What to do: State the number of lines that contain "JSON", with no other text.

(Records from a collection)
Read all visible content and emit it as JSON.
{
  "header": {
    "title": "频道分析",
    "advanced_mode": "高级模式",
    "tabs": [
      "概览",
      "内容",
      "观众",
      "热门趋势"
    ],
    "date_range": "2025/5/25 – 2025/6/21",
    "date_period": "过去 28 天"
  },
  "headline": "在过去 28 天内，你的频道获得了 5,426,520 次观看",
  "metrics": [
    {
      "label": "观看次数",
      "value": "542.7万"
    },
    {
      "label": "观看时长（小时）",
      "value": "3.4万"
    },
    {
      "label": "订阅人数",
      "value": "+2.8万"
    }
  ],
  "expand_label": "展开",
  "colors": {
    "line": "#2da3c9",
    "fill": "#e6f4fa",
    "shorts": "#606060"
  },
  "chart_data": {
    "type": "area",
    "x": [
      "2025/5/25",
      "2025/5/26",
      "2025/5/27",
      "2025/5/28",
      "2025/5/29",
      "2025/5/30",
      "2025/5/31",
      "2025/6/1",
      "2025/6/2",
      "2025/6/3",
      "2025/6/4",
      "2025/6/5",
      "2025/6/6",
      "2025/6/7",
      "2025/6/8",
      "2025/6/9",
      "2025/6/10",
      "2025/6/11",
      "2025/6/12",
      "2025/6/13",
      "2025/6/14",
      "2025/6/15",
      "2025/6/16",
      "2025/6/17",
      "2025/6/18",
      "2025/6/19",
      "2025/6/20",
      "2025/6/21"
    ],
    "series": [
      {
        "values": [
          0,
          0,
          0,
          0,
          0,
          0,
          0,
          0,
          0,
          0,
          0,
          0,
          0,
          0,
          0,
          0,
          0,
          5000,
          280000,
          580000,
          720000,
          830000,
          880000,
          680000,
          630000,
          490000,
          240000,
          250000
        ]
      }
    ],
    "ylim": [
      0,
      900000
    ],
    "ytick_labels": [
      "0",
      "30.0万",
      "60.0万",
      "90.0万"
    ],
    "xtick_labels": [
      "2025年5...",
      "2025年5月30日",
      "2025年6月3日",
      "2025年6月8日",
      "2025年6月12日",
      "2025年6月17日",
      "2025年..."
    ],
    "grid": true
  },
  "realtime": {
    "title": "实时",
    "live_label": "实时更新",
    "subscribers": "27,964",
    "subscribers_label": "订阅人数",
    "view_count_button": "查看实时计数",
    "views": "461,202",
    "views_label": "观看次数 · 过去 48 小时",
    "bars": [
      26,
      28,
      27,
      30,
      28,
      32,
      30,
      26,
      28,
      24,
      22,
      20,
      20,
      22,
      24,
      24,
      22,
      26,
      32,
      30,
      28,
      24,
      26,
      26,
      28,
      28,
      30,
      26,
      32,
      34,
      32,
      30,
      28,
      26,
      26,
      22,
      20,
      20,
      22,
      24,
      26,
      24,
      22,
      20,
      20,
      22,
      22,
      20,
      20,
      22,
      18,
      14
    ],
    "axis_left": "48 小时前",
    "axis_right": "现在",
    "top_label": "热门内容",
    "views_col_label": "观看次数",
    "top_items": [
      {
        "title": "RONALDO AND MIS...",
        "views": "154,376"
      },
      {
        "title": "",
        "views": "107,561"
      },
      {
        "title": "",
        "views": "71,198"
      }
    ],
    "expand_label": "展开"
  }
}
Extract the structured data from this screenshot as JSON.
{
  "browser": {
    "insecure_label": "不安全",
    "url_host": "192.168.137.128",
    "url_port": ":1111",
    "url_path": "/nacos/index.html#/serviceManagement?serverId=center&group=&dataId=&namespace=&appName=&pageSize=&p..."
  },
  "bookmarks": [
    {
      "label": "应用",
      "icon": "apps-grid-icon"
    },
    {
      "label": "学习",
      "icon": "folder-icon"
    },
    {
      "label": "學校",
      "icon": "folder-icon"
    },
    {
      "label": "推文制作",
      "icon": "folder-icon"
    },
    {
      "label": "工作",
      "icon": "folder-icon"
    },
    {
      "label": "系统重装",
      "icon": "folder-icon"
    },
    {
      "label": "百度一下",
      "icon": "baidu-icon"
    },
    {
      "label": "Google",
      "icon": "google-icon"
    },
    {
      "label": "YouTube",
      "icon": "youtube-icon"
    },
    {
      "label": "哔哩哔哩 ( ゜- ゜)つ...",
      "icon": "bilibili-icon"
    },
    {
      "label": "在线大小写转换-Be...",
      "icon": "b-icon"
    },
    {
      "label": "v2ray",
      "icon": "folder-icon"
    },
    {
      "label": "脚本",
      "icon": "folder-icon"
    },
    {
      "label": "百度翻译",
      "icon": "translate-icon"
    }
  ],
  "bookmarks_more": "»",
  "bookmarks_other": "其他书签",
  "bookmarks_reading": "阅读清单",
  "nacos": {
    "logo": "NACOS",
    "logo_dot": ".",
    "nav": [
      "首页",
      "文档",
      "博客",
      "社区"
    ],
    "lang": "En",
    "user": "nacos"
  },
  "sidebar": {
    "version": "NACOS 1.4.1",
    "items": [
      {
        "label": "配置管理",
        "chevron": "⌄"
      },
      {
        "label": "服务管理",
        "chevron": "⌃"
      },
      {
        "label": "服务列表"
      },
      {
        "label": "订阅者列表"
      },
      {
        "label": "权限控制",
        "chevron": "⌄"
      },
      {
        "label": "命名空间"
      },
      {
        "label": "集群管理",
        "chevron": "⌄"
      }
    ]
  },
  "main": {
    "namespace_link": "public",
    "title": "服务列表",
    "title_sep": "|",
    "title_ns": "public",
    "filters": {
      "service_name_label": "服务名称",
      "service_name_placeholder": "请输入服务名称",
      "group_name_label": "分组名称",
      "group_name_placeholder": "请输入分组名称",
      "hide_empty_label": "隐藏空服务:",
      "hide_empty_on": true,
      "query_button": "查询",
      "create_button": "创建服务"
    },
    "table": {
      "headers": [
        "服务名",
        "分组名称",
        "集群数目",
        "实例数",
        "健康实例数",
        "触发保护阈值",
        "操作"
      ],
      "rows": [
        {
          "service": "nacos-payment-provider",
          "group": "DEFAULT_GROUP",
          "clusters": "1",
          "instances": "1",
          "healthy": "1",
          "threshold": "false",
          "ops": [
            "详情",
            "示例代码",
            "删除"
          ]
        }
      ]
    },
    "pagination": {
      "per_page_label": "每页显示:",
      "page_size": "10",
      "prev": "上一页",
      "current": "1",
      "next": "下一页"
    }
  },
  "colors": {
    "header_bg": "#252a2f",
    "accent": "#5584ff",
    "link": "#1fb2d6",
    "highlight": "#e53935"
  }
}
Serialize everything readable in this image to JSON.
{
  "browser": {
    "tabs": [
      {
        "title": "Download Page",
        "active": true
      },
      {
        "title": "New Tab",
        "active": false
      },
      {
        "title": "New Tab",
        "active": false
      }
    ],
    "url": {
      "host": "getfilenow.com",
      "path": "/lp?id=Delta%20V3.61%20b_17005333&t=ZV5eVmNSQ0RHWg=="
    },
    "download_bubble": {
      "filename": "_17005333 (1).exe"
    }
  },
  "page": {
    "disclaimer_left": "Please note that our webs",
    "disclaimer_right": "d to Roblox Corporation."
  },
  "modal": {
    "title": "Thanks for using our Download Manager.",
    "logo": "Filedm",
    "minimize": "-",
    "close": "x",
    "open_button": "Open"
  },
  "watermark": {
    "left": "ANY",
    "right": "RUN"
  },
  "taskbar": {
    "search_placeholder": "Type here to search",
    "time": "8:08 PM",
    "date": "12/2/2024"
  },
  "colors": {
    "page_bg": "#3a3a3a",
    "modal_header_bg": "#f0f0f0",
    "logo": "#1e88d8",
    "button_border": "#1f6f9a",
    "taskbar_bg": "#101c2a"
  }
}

Result of this task: 3